#### Task input ####
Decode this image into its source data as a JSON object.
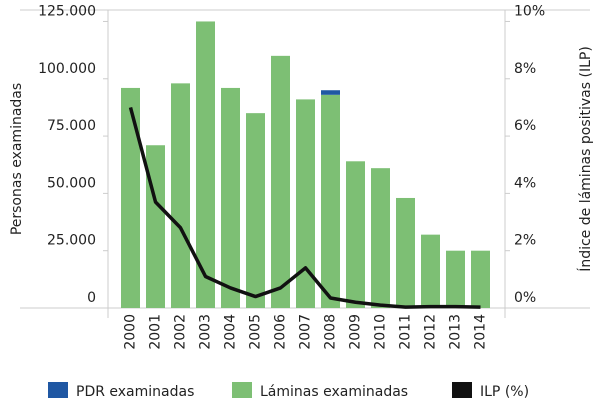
{
  "chart_data": {
    "type": "bar",
    "stacked": true,
    "categories": [
      "2000",
      "2001",
      "2002",
      "2003",
      "2004",
      "2005",
      "2006",
      "2007",
      "2008",
      "2009",
      "2010",
      "2011",
      "2012",
      "2013",
      "2014"
    ],
    "series": [
      {
        "name": "PDR examinadas",
        "color": "#1f57a3",
        "values": [
          null,
          null,
          null,
          null,
          null,
          null,
          null,
          null,
          2000,
          null,
          null,
          null,
          null,
          null,
          null
        ]
      },
      {
        "name": "Láminas examinadas",
        "color": "#7dbf74",
        "values": [
          96000,
          71000,
          98000,
          125000,
          96000,
          85000,
          110000,
          91000,
          93000,
          64000,
          61000,
          48000,
          32000,
          25000,
          25000
        ]
      },
      {
        "name": "ILP (%)",
        "color": "#111111",
        "type": "line",
        "axis": "y2",
        "values": [
          7.0,
          3.7,
          2.8,
          1.1,
          0.7,
          0.4,
          0.7,
          1.4,
          0.35,
          0.2,
          0.1,
          0.03,
          0.05,
          0.05,
          0.03
        ]
      }
    ],
    "ylabel": "Personas examinadas",
    "y2label": "Índice de láminas positivas (ILP)",
    "ylim": [
      0,
      130000
    ],
    "yticks": [
      0,
      {
        "value": 25000,
        "label": "25.000"
      },
      {
        "value": 50000,
        "label": "50.000"
      },
      {
        "value": 75000,
        "label": "75.000"
      },
      {
        "value": 100000,
        "label": "100.000"
      },
      {
        "value": 125000,
        "label": "125.000"
      }
    ],
    "y2lim": [
      0,
      10.4
    ],
    "y2ticks": [
      {
        "value": 0,
        "label": "0%"
      },
      {
        "value": 2,
        "label": "2%"
      },
      {
        "value": 4,
        "label": "4%"
      },
      {
        "value": 6,
        "label": "6%"
      },
      {
        "value": 8,
        "label": "8%"
      },
      {
        "value": 10,
        "label": "10%"
      }
    ],
    "legend": "bottom"
  }
}
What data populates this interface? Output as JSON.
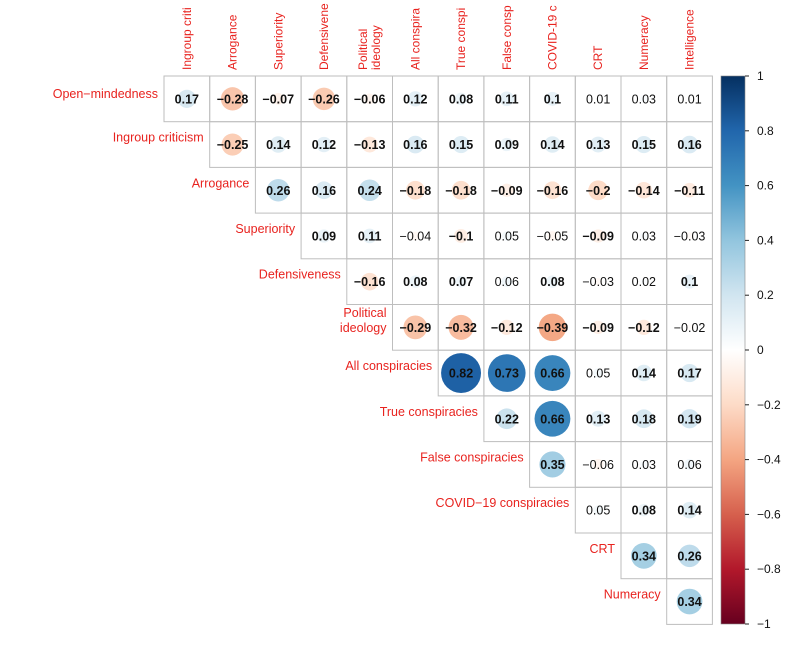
{
  "chart_data": {
    "type": "heatmap",
    "subtype": "upper-triangle correlation plot (circles)",
    "columns": [
      "Ingroup criti",
      "Arrogance",
      "Superiority",
      "Defensivene",
      "Political\nideology",
      "All conspira",
      "True conspi",
      "False consp",
      "COVID-19 c",
      "CRT",
      "Numeracy",
      "Intelligence"
    ],
    "rows": [
      "Open−mindedness",
      "Ingroup criticism",
      "Arrogance",
      "Superiority",
      "Defensiveness",
      "Political\nideology",
      "All conspiracies",
      "True conspiracies",
      "False conspiracies",
      "COVID−19 conspiracies",
      "CRT",
      "Numeracy"
    ],
    "cells": [
      {
        "row": 0,
        "col": 0,
        "value": 0.17,
        "label": "0.17",
        "bold": true
      },
      {
        "row": 0,
        "col": 1,
        "value": -0.28,
        "label": "−0.28",
        "bold": true
      },
      {
        "row": 0,
        "col": 2,
        "value": -0.07,
        "label": "−0.07",
        "bold": true
      },
      {
        "row": 0,
        "col": 3,
        "value": -0.26,
        "label": "−0.26",
        "bold": true
      },
      {
        "row": 0,
        "col": 4,
        "value": -0.06,
        "label": "−0.06",
        "bold": true
      },
      {
        "row": 0,
        "col": 5,
        "value": 0.12,
        "label": "0.12",
        "bold": true
      },
      {
        "row": 0,
        "col": 6,
        "value": 0.08,
        "label": "0.08",
        "bold": true
      },
      {
        "row": 0,
        "col": 7,
        "value": 0.11,
        "label": "0.11",
        "bold": true
      },
      {
        "row": 0,
        "col": 8,
        "value": 0.1,
        "label": "0.1",
        "bold": true
      },
      {
        "row": 0,
        "col": 9,
        "value": 0.01,
        "label": "0.01",
        "bold": false
      },
      {
        "row": 0,
        "col": 10,
        "value": 0.03,
        "label": "0.03",
        "bold": false
      },
      {
        "row": 0,
        "col": 11,
        "value": 0.01,
        "label": "0.01",
        "bold": false
      },
      {
        "row": 1,
        "col": 1,
        "value": -0.25,
        "label": "−0.25",
        "bold": true
      },
      {
        "row": 1,
        "col": 2,
        "value": 0.14,
        "label": "0.14",
        "bold": true
      },
      {
        "row": 1,
        "col": 3,
        "value": 0.12,
        "label": "0.12",
        "bold": true
      },
      {
        "row": 1,
        "col": 4,
        "value": -0.13,
        "label": "−0.13",
        "bold": true
      },
      {
        "row": 1,
        "col": 5,
        "value": 0.16,
        "label": "0.16",
        "bold": true
      },
      {
        "row": 1,
        "col": 6,
        "value": 0.15,
        "label": "0.15",
        "bold": true
      },
      {
        "row": 1,
        "col": 7,
        "value": 0.09,
        "label": "0.09",
        "bold": true
      },
      {
        "row": 1,
        "col": 8,
        "value": 0.14,
        "label": "0.14",
        "bold": true
      },
      {
        "row": 1,
        "col": 9,
        "value": 0.13,
        "label": "0.13",
        "bold": true
      },
      {
        "row": 1,
        "col": 10,
        "value": 0.15,
        "label": "0.15",
        "bold": true
      },
      {
        "row": 1,
        "col": 11,
        "value": 0.16,
        "label": "0.16",
        "bold": true
      },
      {
        "row": 2,
        "col": 2,
        "value": 0.26,
        "label": "0.26",
        "bold": true
      },
      {
        "row": 2,
        "col": 3,
        "value": 0.16,
        "label": "0.16",
        "bold": true
      },
      {
        "row": 2,
        "col": 4,
        "value": 0.24,
        "label": "0.24",
        "bold": true
      },
      {
        "row": 2,
        "col": 5,
        "value": -0.18,
        "label": "−0.18",
        "bold": true
      },
      {
        "row": 2,
        "col": 6,
        "value": -0.18,
        "label": "−0.18",
        "bold": true
      },
      {
        "row": 2,
        "col": 7,
        "value": -0.09,
        "label": "−0.09",
        "bold": true
      },
      {
        "row": 2,
        "col": 8,
        "value": -0.16,
        "label": "−0.16",
        "bold": true
      },
      {
        "row": 2,
        "col": 9,
        "value": -0.2,
        "label": "−0.2",
        "bold": true
      },
      {
        "row": 2,
        "col": 10,
        "value": -0.14,
        "label": "−0.14",
        "bold": true
      },
      {
        "row": 2,
        "col": 11,
        "value": -0.11,
        "label": "−0.11",
        "bold": true
      },
      {
        "row": 3,
        "col": 3,
        "value": 0.09,
        "label": "0.09",
        "bold": true
      },
      {
        "row": 3,
        "col": 4,
        "value": 0.11,
        "label": "0.11",
        "bold": true
      },
      {
        "row": 3,
        "col": 5,
        "value": -0.04,
        "label": "−0.04",
        "bold": false
      },
      {
        "row": 3,
        "col": 6,
        "value": -0.1,
        "label": "−0.1",
        "bold": true
      },
      {
        "row": 3,
        "col": 7,
        "value": 0.05,
        "label": "0.05",
        "bold": false
      },
      {
        "row": 3,
        "col": 8,
        "value": -0.05,
        "label": "−0.05",
        "bold": false
      },
      {
        "row": 3,
        "col": 9,
        "value": -0.09,
        "label": "−0.09",
        "bold": true
      },
      {
        "row": 3,
        "col": 10,
        "value": 0.03,
        "label": "0.03",
        "bold": false
      },
      {
        "row": 3,
        "col": 11,
        "value": -0.03,
        "label": "−0.03",
        "bold": false
      },
      {
        "row": 4,
        "col": 4,
        "value": -0.16,
        "label": "−0.16",
        "bold": true
      },
      {
        "row": 4,
        "col": 5,
        "value": 0.08,
        "label": "0.08",
        "bold": true
      },
      {
        "row": 4,
        "col": 6,
        "value": 0.07,
        "label": "0.07",
        "bold": true
      },
      {
        "row": 4,
        "col": 7,
        "value": 0.06,
        "label": "0.06",
        "bold": false
      },
      {
        "row": 4,
        "col": 8,
        "value": 0.08,
        "label": "0.08",
        "bold": true
      },
      {
        "row": 4,
        "col": 9,
        "value": -0.03,
        "label": "−0.03",
        "bold": false
      },
      {
        "row": 4,
        "col": 10,
        "value": 0.02,
        "label": "0.02",
        "bold": false
      },
      {
        "row": 4,
        "col": 11,
        "value": 0.1,
        "label": "0.1",
        "bold": true
      },
      {
        "row": 5,
        "col": 5,
        "value": -0.29,
        "label": "−0.29",
        "bold": true
      },
      {
        "row": 5,
        "col": 6,
        "value": -0.32,
        "label": "−0.32",
        "bold": true
      },
      {
        "row": 5,
        "col": 7,
        "value": -0.12,
        "label": "−0.12",
        "bold": true
      },
      {
        "row": 5,
        "col": 8,
        "value": -0.39,
        "label": "−0.39",
        "bold": true
      },
      {
        "row": 5,
        "col": 9,
        "value": -0.09,
        "label": "−0.09",
        "bold": true
      },
      {
        "row": 5,
        "col": 10,
        "value": -0.12,
        "label": "−0.12",
        "bold": true
      },
      {
        "row": 5,
        "col": 11,
        "value": -0.02,
        "label": "−0.02",
        "bold": false
      },
      {
        "row": 6,
        "col": 6,
        "value": 0.82,
        "label": "0.82",
        "bold": true
      },
      {
        "row": 6,
        "col": 7,
        "value": 0.73,
        "label": "0.73",
        "bold": true
      },
      {
        "row": 6,
        "col": 8,
        "value": 0.66,
        "label": "0.66",
        "bold": true
      },
      {
        "row": 6,
        "col": 9,
        "value": 0.05,
        "label": "0.05",
        "bold": false
      },
      {
        "row": 6,
        "col": 10,
        "value": 0.14,
        "label": "0.14",
        "bold": true
      },
      {
        "row": 6,
        "col": 11,
        "value": 0.17,
        "label": "0.17",
        "bold": true
      },
      {
        "row": 7,
        "col": 7,
        "value": 0.22,
        "label": "0.22",
        "bold": true
      },
      {
        "row": 7,
        "col": 8,
        "value": 0.66,
        "label": "0.66",
        "bold": true
      },
      {
        "row": 7,
        "col": 9,
        "value": 0.13,
        "label": "0.13",
        "bold": true
      },
      {
        "row": 7,
        "col": 10,
        "value": 0.18,
        "label": "0.18",
        "bold": true
      },
      {
        "row": 7,
        "col": 11,
        "value": 0.19,
        "label": "0.19",
        "bold": true
      },
      {
        "row": 8,
        "col": 8,
        "value": 0.35,
        "label": "0.35",
        "bold": true
      },
      {
        "row": 8,
        "col": 9,
        "value": -0.06,
        "label": "−0.06",
        "bold": false
      },
      {
        "row": 8,
        "col": 10,
        "value": 0.03,
        "label": "0.03",
        "bold": false
      },
      {
        "row": 8,
        "col": 11,
        "value": 0.06,
        "label": "0.06",
        "bold": false
      },
      {
        "row": 9,
        "col": 9,
        "value": 0.05,
        "label": "0.05",
        "bold": false
      },
      {
        "row": 9,
        "col": 10,
        "value": 0.08,
        "label": "0.08",
        "bold": true
      },
      {
        "row": 9,
        "col": 11,
        "value": 0.14,
        "label": "0.14",
        "bold": true
      },
      {
        "row": 10,
        "col": 10,
        "value": 0.34,
        "label": "0.34",
        "bold": true
      },
      {
        "row": 10,
        "col": 11,
        "value": 0.26,
        "label": "0.26",
        "bold": true
      },
      {
        "row": 11,
        "col": 11,
        "value": 0.34,
        "label": "0.34",
        "bold": true
      }
    ],
    "colorbar": {
      "range": [
        -1,
        1
      ],
      "ticks": [
        1,
        0.8,
        0.6,
        0.4,
        0.2,
        0,
        -0.2,
        -0.4,
        -0.6,
        -0.8,
        -1
      ],
      "tick_labels": [
        "1",
        "0.8",
        "0.6",
        "0.4",
        "0.2",
        "0",
        "−0.2",
        "−0.4",
        "−0.6",
        "−0.8",
        "−1"
      ],
      "colors": [
        "#67001F",
        "#B2182B",
        "#D6604D",
        "#F4A582",
        "#FDDBC7",
        "#FFFFFF",
        "#D1E5F0",
        "#92C5DE",
        "#4393C3",
        "#2166AC",
        "#053061"
      ]
    },
    "label_color": "#E8231F",
    "grid_color": "#BEBEBE"
  }
}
####
» Exercise goal: Return every line of the preceding records in which the word "conspiracies" appears.

» Exercise answer:
      "All conspiracies",
      "True conspiracies",
      "False conspiracies",
      "COVID−19 conspiracies",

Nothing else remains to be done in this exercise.